(Recorded data)
****************
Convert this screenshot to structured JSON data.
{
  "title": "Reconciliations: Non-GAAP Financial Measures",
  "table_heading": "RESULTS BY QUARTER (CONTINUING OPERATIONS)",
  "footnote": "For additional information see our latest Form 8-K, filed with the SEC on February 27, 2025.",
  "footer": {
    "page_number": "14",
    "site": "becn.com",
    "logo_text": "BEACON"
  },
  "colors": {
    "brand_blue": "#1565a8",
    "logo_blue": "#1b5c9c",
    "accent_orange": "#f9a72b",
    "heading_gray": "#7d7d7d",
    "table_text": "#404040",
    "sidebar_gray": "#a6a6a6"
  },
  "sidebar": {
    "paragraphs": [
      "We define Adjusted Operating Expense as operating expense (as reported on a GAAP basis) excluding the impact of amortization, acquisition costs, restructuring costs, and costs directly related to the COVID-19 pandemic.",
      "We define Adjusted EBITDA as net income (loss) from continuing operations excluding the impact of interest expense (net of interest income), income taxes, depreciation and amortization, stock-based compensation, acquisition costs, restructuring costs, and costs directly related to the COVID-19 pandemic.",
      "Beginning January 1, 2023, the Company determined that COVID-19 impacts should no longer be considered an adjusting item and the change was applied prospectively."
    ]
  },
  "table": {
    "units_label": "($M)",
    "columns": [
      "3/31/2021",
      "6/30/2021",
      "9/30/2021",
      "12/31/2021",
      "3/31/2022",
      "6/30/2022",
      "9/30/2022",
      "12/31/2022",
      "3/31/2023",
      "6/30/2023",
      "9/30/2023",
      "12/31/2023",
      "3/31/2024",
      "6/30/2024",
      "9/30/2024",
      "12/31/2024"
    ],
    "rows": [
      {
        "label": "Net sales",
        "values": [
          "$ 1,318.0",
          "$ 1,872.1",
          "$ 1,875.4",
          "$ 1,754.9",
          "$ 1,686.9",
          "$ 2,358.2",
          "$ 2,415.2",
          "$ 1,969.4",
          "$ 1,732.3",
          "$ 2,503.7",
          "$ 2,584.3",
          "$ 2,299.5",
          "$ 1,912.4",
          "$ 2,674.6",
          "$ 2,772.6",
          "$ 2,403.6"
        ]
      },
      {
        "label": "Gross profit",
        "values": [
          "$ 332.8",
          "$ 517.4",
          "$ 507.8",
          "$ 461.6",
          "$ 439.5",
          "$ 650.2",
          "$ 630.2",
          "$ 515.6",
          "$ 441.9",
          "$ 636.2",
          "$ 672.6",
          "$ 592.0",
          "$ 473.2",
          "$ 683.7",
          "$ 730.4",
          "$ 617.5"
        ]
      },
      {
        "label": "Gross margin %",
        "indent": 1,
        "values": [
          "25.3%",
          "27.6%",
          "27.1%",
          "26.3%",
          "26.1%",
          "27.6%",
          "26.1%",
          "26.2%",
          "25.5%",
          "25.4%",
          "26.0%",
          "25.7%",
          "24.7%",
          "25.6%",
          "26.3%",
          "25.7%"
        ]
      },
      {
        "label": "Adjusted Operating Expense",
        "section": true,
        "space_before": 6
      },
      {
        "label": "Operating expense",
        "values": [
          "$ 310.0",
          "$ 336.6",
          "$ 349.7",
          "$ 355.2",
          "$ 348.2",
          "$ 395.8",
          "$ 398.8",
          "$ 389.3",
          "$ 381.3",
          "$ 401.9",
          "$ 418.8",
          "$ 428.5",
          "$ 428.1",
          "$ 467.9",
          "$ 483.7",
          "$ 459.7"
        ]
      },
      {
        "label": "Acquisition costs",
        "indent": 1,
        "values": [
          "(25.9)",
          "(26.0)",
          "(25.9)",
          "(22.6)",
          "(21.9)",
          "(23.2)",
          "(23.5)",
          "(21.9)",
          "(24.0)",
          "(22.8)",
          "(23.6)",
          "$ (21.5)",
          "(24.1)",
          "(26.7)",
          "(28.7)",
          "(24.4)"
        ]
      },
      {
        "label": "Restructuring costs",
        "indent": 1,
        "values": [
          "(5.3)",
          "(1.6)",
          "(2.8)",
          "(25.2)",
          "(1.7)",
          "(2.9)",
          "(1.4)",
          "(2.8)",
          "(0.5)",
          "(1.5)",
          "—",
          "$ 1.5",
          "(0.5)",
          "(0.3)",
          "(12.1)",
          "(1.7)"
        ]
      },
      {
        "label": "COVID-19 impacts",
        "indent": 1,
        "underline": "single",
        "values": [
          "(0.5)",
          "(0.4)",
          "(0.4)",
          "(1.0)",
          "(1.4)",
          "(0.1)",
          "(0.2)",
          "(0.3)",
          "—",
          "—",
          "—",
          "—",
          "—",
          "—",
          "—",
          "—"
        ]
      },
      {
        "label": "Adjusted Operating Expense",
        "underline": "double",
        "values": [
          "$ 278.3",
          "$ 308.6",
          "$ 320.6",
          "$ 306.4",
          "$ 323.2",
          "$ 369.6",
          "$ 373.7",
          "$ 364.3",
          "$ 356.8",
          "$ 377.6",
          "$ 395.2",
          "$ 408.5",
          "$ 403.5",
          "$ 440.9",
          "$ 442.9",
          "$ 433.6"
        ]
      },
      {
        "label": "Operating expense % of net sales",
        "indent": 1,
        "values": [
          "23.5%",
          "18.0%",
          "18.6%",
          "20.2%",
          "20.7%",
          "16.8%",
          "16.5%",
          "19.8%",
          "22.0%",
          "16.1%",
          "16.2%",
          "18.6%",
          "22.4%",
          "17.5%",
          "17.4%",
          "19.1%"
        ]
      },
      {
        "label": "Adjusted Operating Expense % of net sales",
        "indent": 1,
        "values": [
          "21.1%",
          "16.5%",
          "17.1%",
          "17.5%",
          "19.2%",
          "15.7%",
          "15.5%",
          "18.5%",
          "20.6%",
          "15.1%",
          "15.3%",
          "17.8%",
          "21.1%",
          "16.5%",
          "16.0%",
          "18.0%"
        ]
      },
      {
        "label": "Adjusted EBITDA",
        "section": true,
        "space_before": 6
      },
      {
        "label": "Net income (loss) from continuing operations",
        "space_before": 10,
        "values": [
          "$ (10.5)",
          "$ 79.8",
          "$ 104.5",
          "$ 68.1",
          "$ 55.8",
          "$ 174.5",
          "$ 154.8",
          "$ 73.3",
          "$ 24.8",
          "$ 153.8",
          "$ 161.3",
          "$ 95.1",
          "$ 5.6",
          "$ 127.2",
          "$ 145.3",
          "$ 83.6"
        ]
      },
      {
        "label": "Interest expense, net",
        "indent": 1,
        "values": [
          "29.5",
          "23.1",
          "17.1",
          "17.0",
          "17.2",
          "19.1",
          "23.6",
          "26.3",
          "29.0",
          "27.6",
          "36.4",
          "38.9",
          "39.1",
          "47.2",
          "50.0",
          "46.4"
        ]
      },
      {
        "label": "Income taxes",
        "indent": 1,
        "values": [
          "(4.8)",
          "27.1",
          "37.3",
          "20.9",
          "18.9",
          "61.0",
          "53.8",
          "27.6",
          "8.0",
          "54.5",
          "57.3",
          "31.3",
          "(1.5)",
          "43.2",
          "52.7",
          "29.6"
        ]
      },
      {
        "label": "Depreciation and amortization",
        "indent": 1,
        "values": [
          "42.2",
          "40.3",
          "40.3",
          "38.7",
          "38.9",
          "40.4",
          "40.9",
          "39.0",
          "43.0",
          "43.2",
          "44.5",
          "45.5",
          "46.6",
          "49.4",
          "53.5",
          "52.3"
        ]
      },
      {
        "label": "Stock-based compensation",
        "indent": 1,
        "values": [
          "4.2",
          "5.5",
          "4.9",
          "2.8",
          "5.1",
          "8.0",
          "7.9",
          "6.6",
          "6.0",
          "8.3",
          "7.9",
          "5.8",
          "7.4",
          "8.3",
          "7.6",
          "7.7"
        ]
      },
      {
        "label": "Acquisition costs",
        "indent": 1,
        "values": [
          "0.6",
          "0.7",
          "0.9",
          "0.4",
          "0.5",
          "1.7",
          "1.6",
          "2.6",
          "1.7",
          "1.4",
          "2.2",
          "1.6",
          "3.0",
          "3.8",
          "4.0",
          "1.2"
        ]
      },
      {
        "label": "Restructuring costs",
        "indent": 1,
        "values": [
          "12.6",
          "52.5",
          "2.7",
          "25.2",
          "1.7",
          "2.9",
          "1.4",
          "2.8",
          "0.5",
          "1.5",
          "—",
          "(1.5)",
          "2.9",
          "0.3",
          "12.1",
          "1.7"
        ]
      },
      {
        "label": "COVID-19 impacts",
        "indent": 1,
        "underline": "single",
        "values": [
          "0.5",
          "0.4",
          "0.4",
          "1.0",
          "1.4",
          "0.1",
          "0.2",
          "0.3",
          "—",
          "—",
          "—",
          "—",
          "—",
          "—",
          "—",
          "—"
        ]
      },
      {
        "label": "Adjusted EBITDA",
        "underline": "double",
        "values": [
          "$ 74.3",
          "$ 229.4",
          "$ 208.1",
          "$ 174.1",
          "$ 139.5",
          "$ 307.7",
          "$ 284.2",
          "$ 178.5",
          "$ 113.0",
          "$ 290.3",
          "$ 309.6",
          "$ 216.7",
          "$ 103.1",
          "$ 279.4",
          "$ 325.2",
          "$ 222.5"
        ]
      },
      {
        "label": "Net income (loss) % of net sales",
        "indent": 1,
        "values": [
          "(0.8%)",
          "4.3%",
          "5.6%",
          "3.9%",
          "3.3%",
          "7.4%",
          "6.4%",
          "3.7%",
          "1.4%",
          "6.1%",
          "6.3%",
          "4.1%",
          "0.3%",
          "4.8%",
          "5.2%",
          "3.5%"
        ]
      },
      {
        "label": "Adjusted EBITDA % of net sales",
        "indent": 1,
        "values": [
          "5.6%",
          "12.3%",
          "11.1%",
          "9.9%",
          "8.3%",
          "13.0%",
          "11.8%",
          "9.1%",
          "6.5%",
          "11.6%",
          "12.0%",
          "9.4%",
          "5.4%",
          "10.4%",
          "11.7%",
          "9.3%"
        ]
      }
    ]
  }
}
****************
Search the preceding listing for the word "from" and pull out every line that holds it.

      "We define Adjusted EBITDA as net income (loss) from continuing operations excluding the impact of interest expense (net of interest income), income taxes, depreciation and amortization, stock-based compensation, acquisition costs, restructuring costs, and costs directly related to the COVID-19 pandemic.",
        "label": "Net income (loss) from continuing operations",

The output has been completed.